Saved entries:
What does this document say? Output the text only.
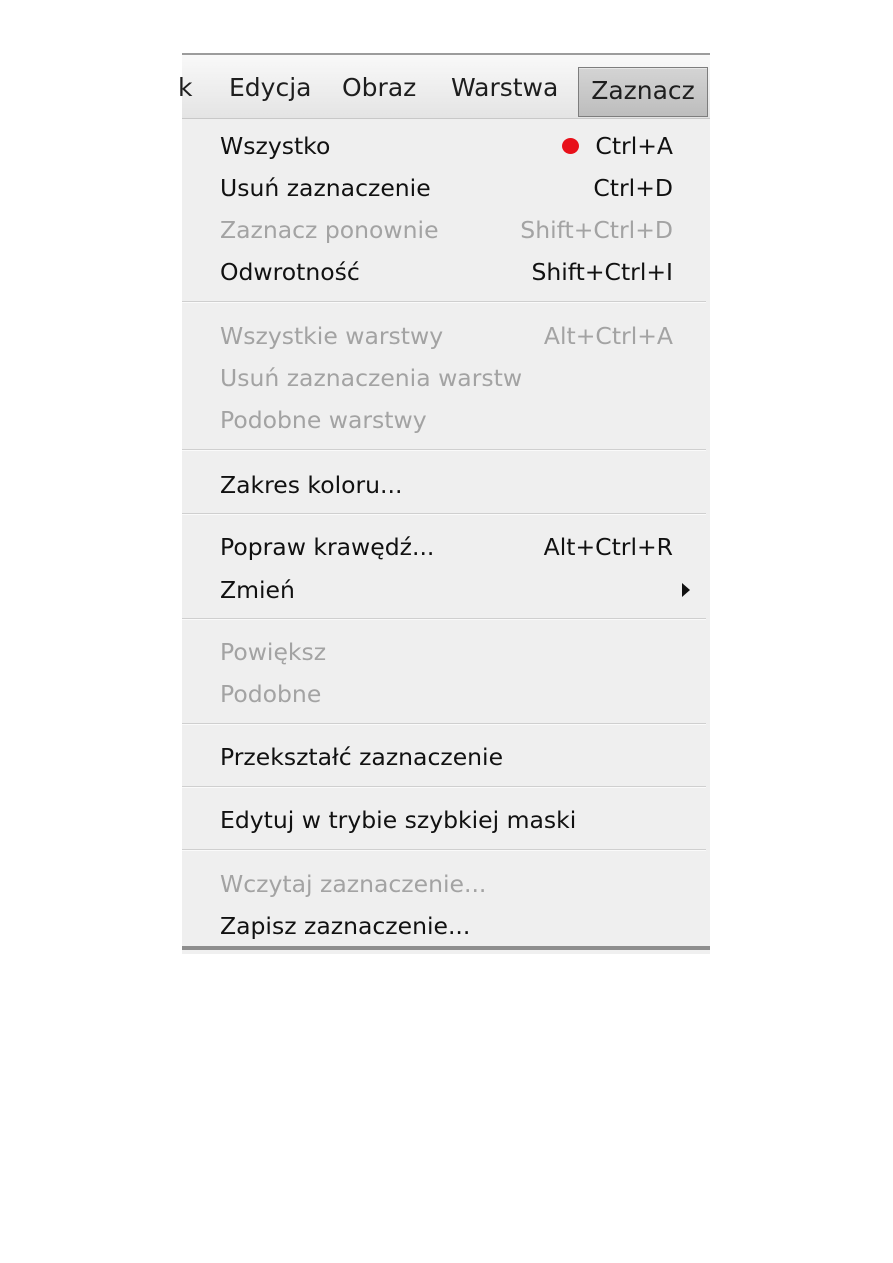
k Edycja Obraz Warstwa	Zaznacz
Wszystko	Ctrl+A
Usuń zaznaczenie	Ctrl+D
Zaznacz ponownie	Shift+Ctrl+D
Odwrotność	Shift+Ctrl+I
Wszystkie warstwy	Alt+Ctrl+A
Usuń zaznaczenia warstw
Podobne warstwy
Zakres koloru...
Popraw krawędź...	Alt+Ctrl+R
Zmień
Powiększ
Podobne
Przekształć zaznaczenie
Edytuj w trybie szybkiej maski
Wczytaj zaznaczenie...
Zapisz zaznaczenie...
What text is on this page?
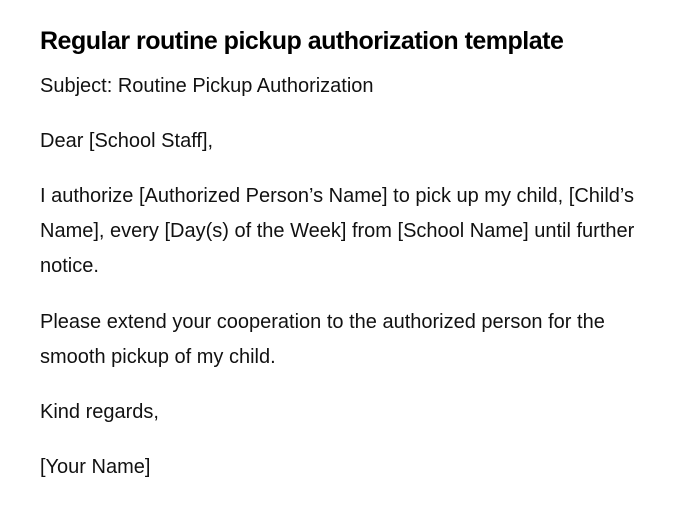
Regular routine pickup authorization template

Subject: Routine Pickup Authorization

Dear [School Staff],

I authorize [Authorized Person’s Name] to pick up my child, [Child’s Name], every [Day(s) of the Week] from [School Name] until further notice.

Please extend your cooperation to the authorized person for the smooth pickup of my child.

Kind regards,

[Your Name]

AIM: Read the entries above, then pull out the lines that include "this".

TASK SOLUTION:
What does this document say? Output the text only.
What text is on this page?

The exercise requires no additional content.